• **Instructions for the task**: Copy the data below word for word, from its very first line through the line that contains "footer-link-report[interactable]: الإبلاغ عن".

>> BEGIN

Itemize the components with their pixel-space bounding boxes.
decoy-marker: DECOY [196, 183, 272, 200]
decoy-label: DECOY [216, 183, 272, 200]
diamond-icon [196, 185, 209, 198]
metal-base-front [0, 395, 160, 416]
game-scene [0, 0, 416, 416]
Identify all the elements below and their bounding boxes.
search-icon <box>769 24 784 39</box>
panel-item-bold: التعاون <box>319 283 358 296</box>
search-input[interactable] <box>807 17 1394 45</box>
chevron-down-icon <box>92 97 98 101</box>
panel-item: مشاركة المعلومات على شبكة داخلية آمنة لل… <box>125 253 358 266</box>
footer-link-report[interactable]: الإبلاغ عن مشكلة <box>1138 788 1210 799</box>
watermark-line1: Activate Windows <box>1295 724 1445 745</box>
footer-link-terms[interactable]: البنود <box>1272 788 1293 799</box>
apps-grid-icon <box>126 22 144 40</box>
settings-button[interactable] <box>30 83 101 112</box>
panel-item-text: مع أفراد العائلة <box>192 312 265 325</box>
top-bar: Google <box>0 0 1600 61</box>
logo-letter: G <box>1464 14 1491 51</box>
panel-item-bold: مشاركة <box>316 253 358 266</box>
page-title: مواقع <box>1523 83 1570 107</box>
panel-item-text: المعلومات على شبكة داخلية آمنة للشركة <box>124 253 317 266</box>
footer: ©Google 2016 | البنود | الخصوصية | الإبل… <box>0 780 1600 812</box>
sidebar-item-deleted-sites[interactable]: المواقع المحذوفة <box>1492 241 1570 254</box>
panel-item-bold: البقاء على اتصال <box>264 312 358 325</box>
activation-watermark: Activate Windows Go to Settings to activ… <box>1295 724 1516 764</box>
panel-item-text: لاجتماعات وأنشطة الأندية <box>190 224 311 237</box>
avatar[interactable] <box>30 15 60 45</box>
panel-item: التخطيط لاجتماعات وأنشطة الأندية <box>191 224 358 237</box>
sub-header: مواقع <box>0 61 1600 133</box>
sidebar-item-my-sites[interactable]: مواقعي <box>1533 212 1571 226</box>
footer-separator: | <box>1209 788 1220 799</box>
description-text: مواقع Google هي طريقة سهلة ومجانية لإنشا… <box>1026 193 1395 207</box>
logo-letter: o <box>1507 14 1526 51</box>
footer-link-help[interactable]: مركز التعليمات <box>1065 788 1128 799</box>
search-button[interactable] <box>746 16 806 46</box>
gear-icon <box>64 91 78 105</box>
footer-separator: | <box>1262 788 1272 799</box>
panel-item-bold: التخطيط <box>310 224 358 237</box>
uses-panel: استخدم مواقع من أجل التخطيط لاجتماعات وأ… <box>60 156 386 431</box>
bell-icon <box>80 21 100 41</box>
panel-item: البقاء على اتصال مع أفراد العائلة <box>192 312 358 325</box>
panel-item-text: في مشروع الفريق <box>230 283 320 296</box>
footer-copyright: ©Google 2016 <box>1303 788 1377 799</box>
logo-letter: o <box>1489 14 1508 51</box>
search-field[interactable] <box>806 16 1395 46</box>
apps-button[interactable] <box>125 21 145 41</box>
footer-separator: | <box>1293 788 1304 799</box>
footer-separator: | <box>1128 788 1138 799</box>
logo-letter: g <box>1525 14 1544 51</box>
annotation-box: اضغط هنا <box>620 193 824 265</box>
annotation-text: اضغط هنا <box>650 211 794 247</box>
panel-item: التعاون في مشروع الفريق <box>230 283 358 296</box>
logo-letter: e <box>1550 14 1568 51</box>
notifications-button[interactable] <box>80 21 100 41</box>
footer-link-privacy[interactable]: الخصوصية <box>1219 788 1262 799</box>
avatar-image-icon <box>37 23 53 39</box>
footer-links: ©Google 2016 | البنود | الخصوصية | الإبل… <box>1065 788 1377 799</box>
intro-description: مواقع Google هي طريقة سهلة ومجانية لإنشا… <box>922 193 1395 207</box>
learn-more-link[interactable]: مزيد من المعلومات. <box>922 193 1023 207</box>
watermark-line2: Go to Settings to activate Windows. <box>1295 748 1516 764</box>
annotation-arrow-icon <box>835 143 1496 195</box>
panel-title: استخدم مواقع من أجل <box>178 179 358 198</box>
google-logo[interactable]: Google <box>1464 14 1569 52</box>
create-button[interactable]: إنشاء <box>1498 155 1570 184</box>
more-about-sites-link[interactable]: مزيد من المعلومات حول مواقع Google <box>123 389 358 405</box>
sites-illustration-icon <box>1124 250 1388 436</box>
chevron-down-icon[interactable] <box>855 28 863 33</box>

>> END

• **Task output**:
Itemize the components with their pixel-space bounding boxes.
decoy-marker: DECOY [196, 183, 272, 200]
decoy-label: DECOY [216, 183, 272, 200]
diamond-icon [196, 185, 209, 198]
metal-base-front [0, 395, 160, 416]
game-scene [0, 0, 416, 416]
Identify all the elements below and their bounding boxes.
search-icon <box>769 24 784 39</box>
panel-item-bold: التعاون <box>319 283 358 296</box>
search-input[interactable] <box>807 17 1394 45</box>
chevron-down-icon <box>92 97 98 101</box>
panel-item: مشاركة المعلومات على شبكة داخلية آمنة لل… <box>125 253 358 266</box>
footer-link-report[interactable]: الإبلاغ عن مشكلة <box>1138 788 1210 799</box>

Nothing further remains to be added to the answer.